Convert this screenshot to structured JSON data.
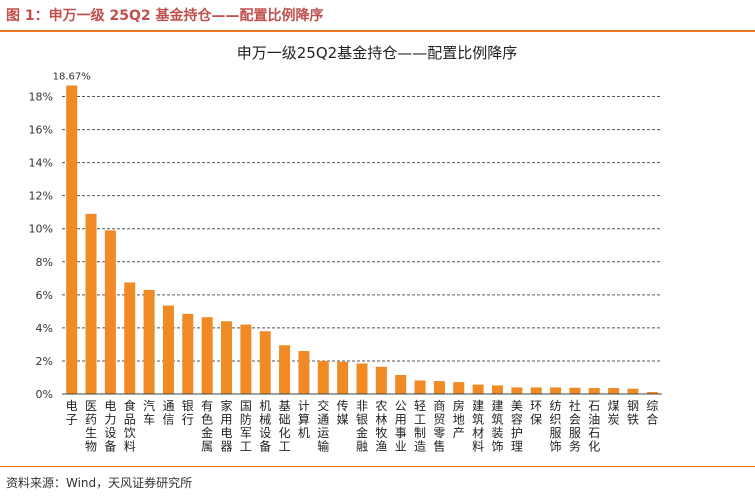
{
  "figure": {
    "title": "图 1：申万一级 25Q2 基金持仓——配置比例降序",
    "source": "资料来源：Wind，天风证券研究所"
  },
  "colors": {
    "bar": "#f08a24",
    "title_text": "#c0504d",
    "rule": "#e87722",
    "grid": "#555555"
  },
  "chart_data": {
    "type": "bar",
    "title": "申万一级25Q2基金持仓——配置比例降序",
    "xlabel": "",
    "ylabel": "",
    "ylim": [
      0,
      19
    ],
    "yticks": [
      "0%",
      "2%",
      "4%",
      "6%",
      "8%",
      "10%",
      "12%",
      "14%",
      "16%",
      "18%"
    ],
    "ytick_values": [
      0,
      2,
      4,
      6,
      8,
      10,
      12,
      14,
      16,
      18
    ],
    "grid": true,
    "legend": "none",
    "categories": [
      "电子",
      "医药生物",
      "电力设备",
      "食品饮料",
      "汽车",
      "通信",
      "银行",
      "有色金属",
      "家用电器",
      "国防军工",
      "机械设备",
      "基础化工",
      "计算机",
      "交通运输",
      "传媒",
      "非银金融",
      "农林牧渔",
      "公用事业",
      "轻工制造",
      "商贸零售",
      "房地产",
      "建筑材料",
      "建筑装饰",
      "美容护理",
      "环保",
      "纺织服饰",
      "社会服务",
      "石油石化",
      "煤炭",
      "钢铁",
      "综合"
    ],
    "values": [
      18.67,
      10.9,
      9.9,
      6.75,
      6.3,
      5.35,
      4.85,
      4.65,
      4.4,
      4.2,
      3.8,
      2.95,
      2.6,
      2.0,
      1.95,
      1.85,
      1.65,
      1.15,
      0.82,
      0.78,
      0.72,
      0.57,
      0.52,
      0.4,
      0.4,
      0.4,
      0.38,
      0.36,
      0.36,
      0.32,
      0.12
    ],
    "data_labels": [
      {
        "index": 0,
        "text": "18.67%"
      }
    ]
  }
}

§ §

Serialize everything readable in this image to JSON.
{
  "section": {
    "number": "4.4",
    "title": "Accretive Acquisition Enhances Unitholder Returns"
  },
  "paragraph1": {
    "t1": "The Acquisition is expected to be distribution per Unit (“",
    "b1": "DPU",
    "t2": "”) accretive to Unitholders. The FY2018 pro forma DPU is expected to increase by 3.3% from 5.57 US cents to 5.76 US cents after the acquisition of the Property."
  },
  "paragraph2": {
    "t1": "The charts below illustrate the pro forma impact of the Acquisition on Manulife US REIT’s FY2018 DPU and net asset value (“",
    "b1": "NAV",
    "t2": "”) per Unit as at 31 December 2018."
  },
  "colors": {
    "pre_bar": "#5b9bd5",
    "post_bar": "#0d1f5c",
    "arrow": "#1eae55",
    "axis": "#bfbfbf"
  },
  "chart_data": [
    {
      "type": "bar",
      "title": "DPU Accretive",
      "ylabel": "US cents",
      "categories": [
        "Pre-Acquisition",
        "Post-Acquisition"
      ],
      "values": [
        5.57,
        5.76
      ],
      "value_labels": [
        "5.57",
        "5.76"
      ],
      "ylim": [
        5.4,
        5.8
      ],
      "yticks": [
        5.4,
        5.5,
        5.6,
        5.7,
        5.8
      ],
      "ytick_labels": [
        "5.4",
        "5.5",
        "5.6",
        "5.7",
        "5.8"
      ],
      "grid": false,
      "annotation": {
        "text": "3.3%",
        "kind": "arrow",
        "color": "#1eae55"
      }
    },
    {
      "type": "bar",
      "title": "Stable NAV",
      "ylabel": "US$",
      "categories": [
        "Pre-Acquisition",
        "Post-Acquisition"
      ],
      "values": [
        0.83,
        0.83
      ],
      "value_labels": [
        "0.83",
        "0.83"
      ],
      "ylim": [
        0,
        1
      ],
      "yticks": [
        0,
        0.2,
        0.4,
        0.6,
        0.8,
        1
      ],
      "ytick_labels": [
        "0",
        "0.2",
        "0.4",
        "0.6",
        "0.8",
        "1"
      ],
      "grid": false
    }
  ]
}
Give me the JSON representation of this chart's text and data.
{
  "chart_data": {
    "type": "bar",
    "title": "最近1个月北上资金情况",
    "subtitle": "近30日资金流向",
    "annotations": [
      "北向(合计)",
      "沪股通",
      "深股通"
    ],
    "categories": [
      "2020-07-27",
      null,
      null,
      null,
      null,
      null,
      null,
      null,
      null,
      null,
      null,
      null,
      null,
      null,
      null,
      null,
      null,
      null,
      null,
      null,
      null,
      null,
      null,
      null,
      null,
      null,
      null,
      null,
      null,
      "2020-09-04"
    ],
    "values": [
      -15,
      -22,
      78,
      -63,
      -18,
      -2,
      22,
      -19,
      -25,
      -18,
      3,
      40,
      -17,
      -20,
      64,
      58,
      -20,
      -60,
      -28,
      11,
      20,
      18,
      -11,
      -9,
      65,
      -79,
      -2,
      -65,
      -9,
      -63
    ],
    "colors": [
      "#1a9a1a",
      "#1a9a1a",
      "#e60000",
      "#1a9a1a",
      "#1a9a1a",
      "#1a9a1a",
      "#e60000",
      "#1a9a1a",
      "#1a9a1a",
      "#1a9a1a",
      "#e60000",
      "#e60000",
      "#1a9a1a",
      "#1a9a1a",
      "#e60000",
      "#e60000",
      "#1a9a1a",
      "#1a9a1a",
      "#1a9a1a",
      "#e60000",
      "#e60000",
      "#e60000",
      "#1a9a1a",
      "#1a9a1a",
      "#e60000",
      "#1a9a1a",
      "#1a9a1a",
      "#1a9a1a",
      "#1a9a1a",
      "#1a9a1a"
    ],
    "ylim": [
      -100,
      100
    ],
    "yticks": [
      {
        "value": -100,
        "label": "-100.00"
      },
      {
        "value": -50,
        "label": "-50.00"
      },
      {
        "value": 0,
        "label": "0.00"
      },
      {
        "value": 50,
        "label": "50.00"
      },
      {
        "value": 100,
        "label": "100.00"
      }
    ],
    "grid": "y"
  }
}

§ §

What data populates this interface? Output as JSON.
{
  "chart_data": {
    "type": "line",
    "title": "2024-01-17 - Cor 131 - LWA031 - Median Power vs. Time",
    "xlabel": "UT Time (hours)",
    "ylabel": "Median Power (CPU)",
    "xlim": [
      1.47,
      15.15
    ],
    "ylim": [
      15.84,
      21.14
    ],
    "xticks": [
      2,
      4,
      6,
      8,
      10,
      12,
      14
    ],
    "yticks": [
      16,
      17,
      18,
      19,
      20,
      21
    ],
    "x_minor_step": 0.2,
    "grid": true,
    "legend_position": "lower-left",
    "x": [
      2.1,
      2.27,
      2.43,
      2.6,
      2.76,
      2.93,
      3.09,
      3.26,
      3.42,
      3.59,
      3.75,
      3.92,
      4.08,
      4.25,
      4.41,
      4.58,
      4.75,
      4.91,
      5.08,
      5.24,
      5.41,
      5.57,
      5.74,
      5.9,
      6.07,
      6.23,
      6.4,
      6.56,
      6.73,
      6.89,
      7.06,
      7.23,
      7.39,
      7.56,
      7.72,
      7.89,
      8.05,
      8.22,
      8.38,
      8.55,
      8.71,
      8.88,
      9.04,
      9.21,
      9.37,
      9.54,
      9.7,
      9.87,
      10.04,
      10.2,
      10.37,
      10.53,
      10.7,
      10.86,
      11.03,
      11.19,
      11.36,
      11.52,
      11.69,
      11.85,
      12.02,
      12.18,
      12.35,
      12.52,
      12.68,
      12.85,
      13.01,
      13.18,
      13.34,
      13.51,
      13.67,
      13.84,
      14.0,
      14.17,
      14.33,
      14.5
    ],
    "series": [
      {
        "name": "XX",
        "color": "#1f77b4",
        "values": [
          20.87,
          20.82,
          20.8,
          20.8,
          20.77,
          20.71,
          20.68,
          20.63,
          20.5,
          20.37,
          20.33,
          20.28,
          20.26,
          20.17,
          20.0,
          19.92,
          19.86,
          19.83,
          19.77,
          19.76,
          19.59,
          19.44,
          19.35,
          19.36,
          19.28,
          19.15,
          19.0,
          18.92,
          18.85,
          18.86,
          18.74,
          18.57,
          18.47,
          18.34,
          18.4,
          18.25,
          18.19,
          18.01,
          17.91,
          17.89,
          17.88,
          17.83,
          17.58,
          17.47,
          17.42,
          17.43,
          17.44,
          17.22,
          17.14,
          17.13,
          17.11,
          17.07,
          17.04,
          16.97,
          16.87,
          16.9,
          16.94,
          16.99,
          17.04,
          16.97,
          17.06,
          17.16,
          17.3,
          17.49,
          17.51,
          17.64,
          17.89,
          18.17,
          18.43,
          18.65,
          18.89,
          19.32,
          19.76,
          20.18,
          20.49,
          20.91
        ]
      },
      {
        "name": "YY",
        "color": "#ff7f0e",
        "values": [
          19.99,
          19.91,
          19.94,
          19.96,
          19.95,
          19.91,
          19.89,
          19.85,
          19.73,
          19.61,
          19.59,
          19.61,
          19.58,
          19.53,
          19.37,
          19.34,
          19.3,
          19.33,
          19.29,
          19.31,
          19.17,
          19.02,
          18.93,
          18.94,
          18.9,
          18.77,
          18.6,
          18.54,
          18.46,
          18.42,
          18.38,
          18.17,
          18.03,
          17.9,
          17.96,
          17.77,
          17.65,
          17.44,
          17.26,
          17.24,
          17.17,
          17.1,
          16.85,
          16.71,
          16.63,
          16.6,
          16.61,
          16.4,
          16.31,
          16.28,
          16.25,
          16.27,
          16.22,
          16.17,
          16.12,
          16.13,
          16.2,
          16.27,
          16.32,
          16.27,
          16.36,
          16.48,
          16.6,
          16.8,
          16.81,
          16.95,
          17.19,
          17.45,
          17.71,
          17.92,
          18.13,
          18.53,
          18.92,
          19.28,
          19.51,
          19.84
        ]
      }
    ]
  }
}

§ §

● **WHAT YOU WILL DO**
Copy each line of the listing that contains the string "配置比例降序".

● **COMPLETE ANSWER**
    "title": "图 1：申万一级 25Q2 基金持仓——配置比例降序",
    "title": "申万一级25Q2基金持仓——配置比例降序",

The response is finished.